◆ **TASK DESCRIPTION**: Rewrite all the rows below, replacing every occurrence of "delete-icon" with "trash-icon" and leaving everything else unchanged.

◆ **DATA EXCERPTS**:
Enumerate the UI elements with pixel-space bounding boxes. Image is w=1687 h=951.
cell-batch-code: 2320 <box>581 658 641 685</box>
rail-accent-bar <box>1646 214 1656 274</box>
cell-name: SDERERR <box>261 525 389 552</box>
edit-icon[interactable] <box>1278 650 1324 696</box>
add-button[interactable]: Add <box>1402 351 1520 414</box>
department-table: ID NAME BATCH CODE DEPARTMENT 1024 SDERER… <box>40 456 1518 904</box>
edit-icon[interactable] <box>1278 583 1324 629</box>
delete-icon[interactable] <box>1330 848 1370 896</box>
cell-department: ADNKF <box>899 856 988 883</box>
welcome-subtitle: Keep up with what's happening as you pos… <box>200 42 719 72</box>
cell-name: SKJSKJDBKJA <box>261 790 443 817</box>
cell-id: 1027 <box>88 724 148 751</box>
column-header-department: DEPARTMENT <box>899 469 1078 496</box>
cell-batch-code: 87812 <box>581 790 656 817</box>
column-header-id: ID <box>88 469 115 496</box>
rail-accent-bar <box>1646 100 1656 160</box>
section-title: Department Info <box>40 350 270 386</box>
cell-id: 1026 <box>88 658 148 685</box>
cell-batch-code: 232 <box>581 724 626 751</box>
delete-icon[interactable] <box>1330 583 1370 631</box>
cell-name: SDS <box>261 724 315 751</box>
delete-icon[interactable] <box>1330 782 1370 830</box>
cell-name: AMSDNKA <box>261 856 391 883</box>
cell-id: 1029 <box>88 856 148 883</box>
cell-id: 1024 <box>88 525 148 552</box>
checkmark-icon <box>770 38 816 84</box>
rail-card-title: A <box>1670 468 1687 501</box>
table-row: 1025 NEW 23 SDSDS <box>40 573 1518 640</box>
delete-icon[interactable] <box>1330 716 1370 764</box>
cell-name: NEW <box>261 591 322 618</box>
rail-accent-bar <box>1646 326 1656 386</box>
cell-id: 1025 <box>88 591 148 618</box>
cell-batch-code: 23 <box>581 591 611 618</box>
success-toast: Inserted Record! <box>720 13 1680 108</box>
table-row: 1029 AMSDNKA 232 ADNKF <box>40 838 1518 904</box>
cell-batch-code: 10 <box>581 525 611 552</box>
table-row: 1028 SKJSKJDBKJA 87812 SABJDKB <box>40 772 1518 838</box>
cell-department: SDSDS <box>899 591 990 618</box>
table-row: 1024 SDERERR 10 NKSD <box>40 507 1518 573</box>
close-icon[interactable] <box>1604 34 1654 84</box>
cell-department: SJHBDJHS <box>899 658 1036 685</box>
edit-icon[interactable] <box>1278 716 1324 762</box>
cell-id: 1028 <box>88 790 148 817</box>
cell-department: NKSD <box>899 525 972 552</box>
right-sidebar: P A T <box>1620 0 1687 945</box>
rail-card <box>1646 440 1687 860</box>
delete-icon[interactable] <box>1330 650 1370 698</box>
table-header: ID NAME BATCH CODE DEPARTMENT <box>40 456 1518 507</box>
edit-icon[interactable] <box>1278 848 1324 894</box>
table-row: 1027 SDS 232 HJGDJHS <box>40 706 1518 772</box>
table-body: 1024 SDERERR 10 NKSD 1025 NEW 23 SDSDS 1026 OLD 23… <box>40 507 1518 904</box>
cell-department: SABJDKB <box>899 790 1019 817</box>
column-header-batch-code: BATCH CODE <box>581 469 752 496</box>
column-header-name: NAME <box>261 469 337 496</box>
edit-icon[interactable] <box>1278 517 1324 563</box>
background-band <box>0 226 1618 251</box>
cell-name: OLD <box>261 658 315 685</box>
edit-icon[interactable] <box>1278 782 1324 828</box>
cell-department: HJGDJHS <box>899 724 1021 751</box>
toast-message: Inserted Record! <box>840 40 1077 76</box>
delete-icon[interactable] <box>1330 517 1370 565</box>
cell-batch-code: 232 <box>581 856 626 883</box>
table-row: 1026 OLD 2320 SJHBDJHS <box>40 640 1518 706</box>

◆ **TASK SOLUTION**:
Enumerate the UI elements with pixel-space bounding boxes. Image is w=1687 h=951.
cell-batch-code: 2320 <box>581 658 641 685</box>
rail-accent-bar <box>1646 214 1656 274</box>
cell-name: SDERERR <box>261 525 389 552</box>
edit-icon[interactable] <box>1278 650 1324 696</box>
add-button[interactable]: Add <box>1402 351 1520 414</box>
department-table: ID NAME BATCH CODE DEPARTMENT 1024 SDERER… <box>40 456 1518 904</box>
edit-icon[interactable] <box>1278 583 1324 629</box>
trash-icon[interactable] <box>1330 848 1370 896</box>
cell-department: ADNKF <box>899 856 988 883</box>
welcome-subtitle: Keep up with what's happening as you pos… <box>200 42 719 72</box>
cell-name: SKJSKJDBKJA <box>261 790 443 817</box>
cell-id: 1027 <box>88 724 148 751</box>
column-header-department: DEPARTMENT <box>899 469 1078 496</box>
cell-batch-code: 87812 <box>581 790 656 817</box>
column-header-id: ID <box>88 469 115 496</box>
rail-accent-bar <box>1646 100 1656 160</box>
section-title: Department Info <box>40 350 270 386</box>
cell-id: 1026 <box>88 658 148 685</box>
cell-batch-code: 232 <box>581 724 626 751</box>
trash-icon[interactable] <box>1330 583 1370 631</box>
cell-name: SDS <box>261 724 315 751</box>
trash-icon[interactable] <box>1330 782 1370 830</box>
cell-name: AMSDNKA <box>261 856 391 883</box>
cell-id: 1029 <box>88 856 148 883</box>
cell-id: 1024 <box>88 525 148 552</box>
checkmark-icon <box>770 38 816 84</box>
rail-card-title: A <box>1670 468 1687 501</box>
table-row: 1025 NEW 23 SDSDS <box>40 573 1518 640</box>
trash-icon[interactable] <box>1330 716 1370 764</box>
cell-name: NEW <box>261 591 322 618</box>
rail-accent-bar <box>1646 326 1656 386</box>
cell-id: 1025 <box>88 591 148 618</box>
cell-batch-code: 23 <box>581 591 611 618</box>
success-toast: Inserted Record! <box>720 13 1680 108</box>
table-row: 1029 AMSDNKA 232 ADNKF <box>40 838 1518 904</box>
cell-batch-code: 10 <box>581 525 611 552</box>
table-row: 1028 SKJSKJDBKJA 87812 SABJDKB <box>40 772 1518 838</box>
cell-department: SDSDS <box>899 591 990 618</box>
table-row: 1024 SDERERR 10 NKSD <box>40 507 1518 573</box>
close-icon[interactable] <box>1604 34 1654 84</box>
cell-department: SJHBDJHS <box>899 658 1036 685</box>
edit-icon[interactable] <box>1278 716 1324 762</box>
cell-id: 1028 <box>88 790 148 817</box>
cell-department: NKSD <box>899 525 972 552</box>
right-sidebar: P A T <box>1620 0 1687 945</box>
rail-card <box>1646 440 1687 860</box>
trash-icon[interactable] <box>1330 650 1370 698</box>
table-header: ID NAME BATCH CODE DEPARTMENT <box>40 456 1518 507</box>
edit-icon[interactable] <box>1278 848 1324 894</box>
table-row: 1027 SDS 232 HJGDJHS <box>40 706 1518 772</box>
table-body: 1024 SDERERR 10 NKSD 1025 NEW 23 SDSDS 1026 OLD 23… <box>40 507 1518 904</box>
cell-department: SABJDKB <box>899 790 1019 817</box>
column-header-batch-code: BATCH CODE <box>581 469 752 496</box>
column-header-name: NAME <box>261 469 337 496</box>
edit-icon[interactable] <box>1278 517 1324 563</box>
background-band <box>0 226 1618 251</box>
cell-name: OLD <box>261 658 315 685</box>
edit-icon[interactable] <box>1278 782 1324 828</box>
cell-department: HJGDJHS <box>899 724 1021 751</box>
toast-message: Inserted Record! <box>840 40 1077 76</box>
trash-icon[interactable] <box>1330 517 1370 565</box>
cell-batch-code: 232 <box>581 856 626 883</box>
table-row: 1026 OLD 2320 SJHBDJHS <box>40 640 1518 706</box>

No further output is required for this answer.